_Input for this task:_
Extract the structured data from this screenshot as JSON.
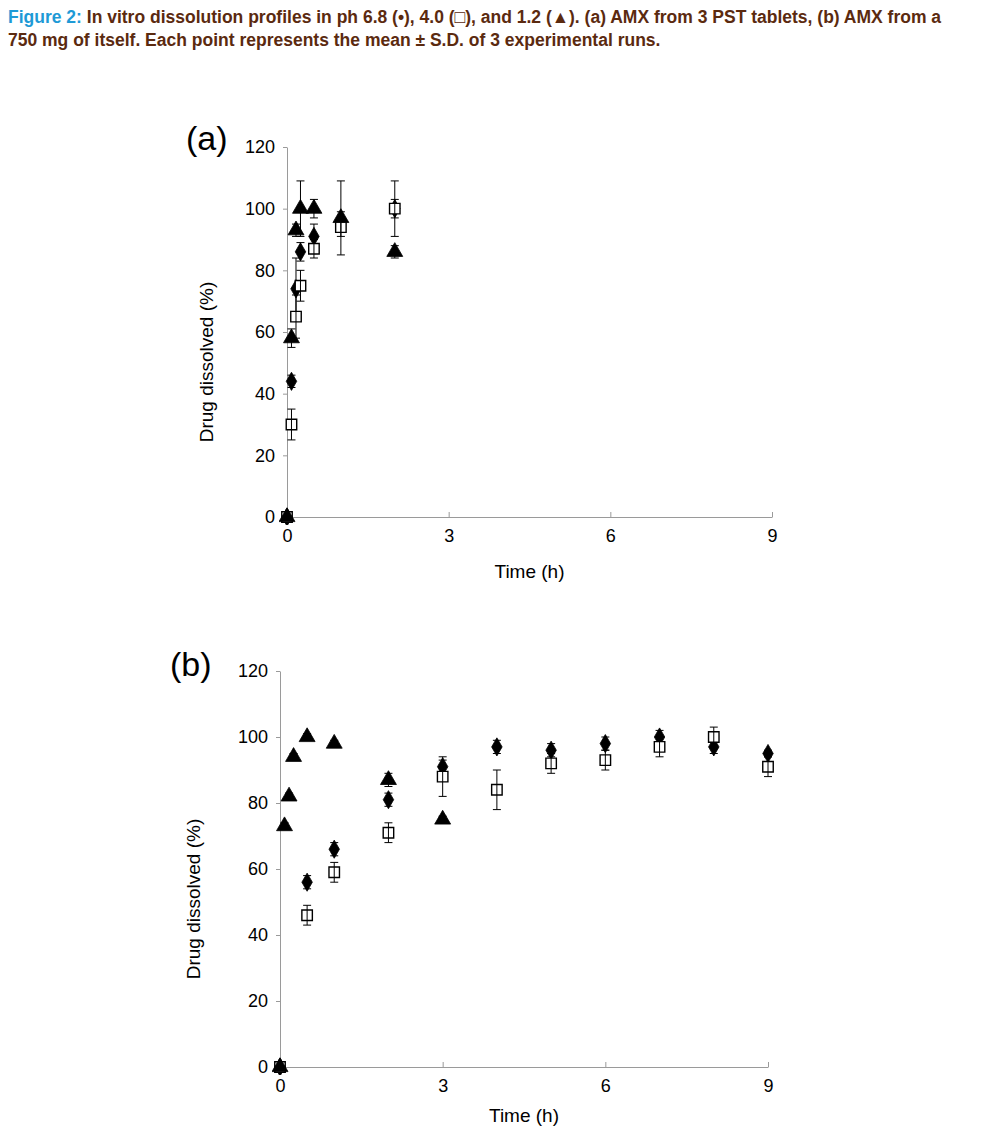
{
  "caption": {
    "label": "Figure 2:",
    "text": "In vitro dissolution profiles in ph 6.8 (•), 4.0 (□), and 1.2 (▲). (a) AMX from 3 PST tablets, (b) AMX from a 750 mg of itself. Each point represents the mean ± S.D. of 3 experimental runs."
  },
  "chart_data": [
    {
      "type": "scatter",
      "title": "(a)",
      "x_label": "Time (h)",
      "y_label": "Drug dissolved (%)",
      "x": [
        0,
        0.083,
        0.167,
        0.25,
        0.5,
        1,
        2
      ],
      "xlim": [
        0,
        9
      ],
      "xticks": [
        0,
        3,
        6,
        9
      ],
      "ylim": [
        0,
        120
      ],
      "yticks": [
        0,
        20,
        40,
        60,
        80,
        100,
        120
      ],
      "series": [
        {
          "color": "#000000",
          "marker": "diamond",
          "values": [
            0,
            44,
            74,
            86,
            91,
            96,
            100
          ],
          "errors": [
            0,
            2,
            10,
            3,
            4,
            3,
            9
          ]
        },
        {
          "color": "#000000",
          "marker": "square-open",
          "values": [
            0,
            30,
            65,
            75,
            87,
            94,
            100
          ],
          "errors": [
            0,
            5,
            7,
            5,
            3,
            3,
            3
          ]
        },
        {
          "color": "#000000",
          "marker": "triangle",
          "values": [
            0,
            58,
            93,
            100,
            100,
            97,
            86
          ],
          "errors": [
            0,
            3,
            2,
            9,
            3,
            12,
            2
          ]
        }
      ]
    },
    {
      "type": "scatter",
      "title": "(b)",
      "x_label": "Time (h)",
      "y_label": "Drug dissolved (%)",
      "x": [
        0,
        0.083,
        0.167,
        0.25,
        0.5,
        1,
        2,
        3,
        4,
        5,
        6,
        7,
        8,
        9
      ],
      "xlim": [
        0,
        9
      ],
      "xticks": [
        0,
        3,
        6,
        9
      ],
      "ylim": [
        0,
        120
      ],
      "yticks": [
        0,
        20,
        40,
        60,
        80,
        100,
        120
      ],
      "series": [
        {
          "color": "#000000",
          "marker": "diamond",
          "values": [
            0,
            null,
            null,
            null,
            56,
            66,
            81,
            91,
            97,
            96,
            98,
            100,
            97,
            95
          ],
          "errors": [
            0,
            null,
            null,
            null,
            2,
            2,
            2,
            2,
            2,
            2,
            2,
            2,
            2,
            1
          ]
        },
        {
          "color": "#000000",
          "marker": "square-open",
          "values": [
            0,
            null,
            null,
            null,
            46,
            59,
            71,
            88,
            84,
            92,
            93,
            97,
            100,
            91
          ],
          "errors": [
            0,
            null,
            null,
            null,
            3,
            3,
            3,
            6,
            6,
            3,
            3,
            3,
            3,
            3
          ]
        },
        {
          "color": "#000000",
          "marker": "triangle",
          "values": [
            0,
            73,
            82,
            94,
            100,
            98,
            87,
            75,
            null,
            null,
            null,
            null,
            null,
            null
          ],
          "errors": [
            0,
            1,
            1,
            1,
            1,
            1,
            2,
            1,
            null,
            null,
            null,
            null,
            null,
            null
          ]
        }
      ]
    }
  ]
}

_Task directions:_
Your task is to copy the entries in full and exactly, without any images.

_Result of this exercise:_
Extract the structured data from this screenshot as JSON.
{
  "caption": {
    "label": "Figure 2:",
    "text": "In vitro dissolution profiles in ph 6.8 (•), 4.0 (□), and 1.2 (▲). (a) AMX from 3 PST tablets, (b) AMX from a 750 mg of itself. Each point represents the mean ± S.D. of 3 experimental runs."
  },
  "chart_data": [
    {
      "type": "scatter",
      "title": "(a)",
      "x_label": "Time (h)",
      "y_label": "Drug dissolved (%)",
      "x": [
        0,
        0.083,
        0.167,
        0.25,
        0.5,
        1,
        2
      ],
      "xlim": [
        0,
        9
      ],
      "xticks": [
        0,
        3,
        6,
        9
      ],
      "ylim": [
        0,
        120
      ],
      "yticks": [
        0,
        20,
        40,
        60,
        80,
        100,
        120
      ],
      "series": [
        {
          "color": "#000000",
          "marker": "diamond",
          "values": [
            0,
            44,
            74,
            86,
            91,
            96,
            100
          ],
          "errors": [
            0,
            2,
            10,
            3,
            4,
            3,
            9
          ]
        },
        {
          "color": "#000000",
          "marker": "square-open",
          "values": [
            0,
            30,
            65,
            75,
            87,
            94,
            100
          ],
          "errors": [
            0,
            5,
            7,
            5,
            3,
            3,
            3
          ]
        },
        {
          "color": "#000000",
          "marker": "triangle",
          "values": [
            0,
            58,
            93,
            100,
            100,
            97,
            86
          ],
          "errors": [
            0,
            3,
            2,
            9,
            3,
            12,
            2
          ]
        }
      ]
    },
    {
      "type": "scatter",
      "title": "(b)",
      "x_label": "Time (h)",
      "y_label": "Drug dissolved (%)",
      "x": [
        0,
        0.083,
        0.167,
        0.25,
        0.5,
        1,
        2,
        3,
        4,
        5,
        6,
        7,
        8,
        9
      ],
      "xlim": [
        0,
        9
      ],
      "xticks": [
        0,
        3,
        6,
        9
      ],
      "ylim": [
        0,
        120
      ],
      "yticks": [
        0,
        20,
        40,
        60,
        80,
        100,
        120
      ],
      "series": [
        {
          "color": "#000000",
          "marker": "diamond",
          "values": [
            0,
            null,
            null,
            null,
            56,
            66,
            81,
            91,
            97,
            96,
            98,
            100,
            97,
            95
          ],
          "errors": [
            0,
            null,
            null,
            null,
            2,
            2,
            2,
            2,
            2,
            2,
            2,
            2,
            2,
            1
          ]
        },
        {
          "color": "#000000",
          "marker": "square-open",
          "values": [
            0,
            null,
            null,
            null,
            46,
            59,
            71,
            88,
            84,
            92,
            93,
            97,
            100,
            91
          ],
          "errors": [
            0,
            null,
            null,
            null,
            3,
            3,
            3,
            6,
            6,
            3,
            3,
            3,
            3,
            3
          ]
        },
        {
          "color": "#000000",
          "marker": "triangle",
          "values": [
            0,
            73,
            82,
            94,
            100,
            98,
            87,
            75,
            null,
            null,
            null,
            null,
            null,
            null
          ],
          "errors": [
            0,
            1,
            1,
            1,
            1,
            1,
            2,
            1,
            null,
            null,
            null,
            null,
            null,
            null
          ]
        }
      ]
    }
  ]
}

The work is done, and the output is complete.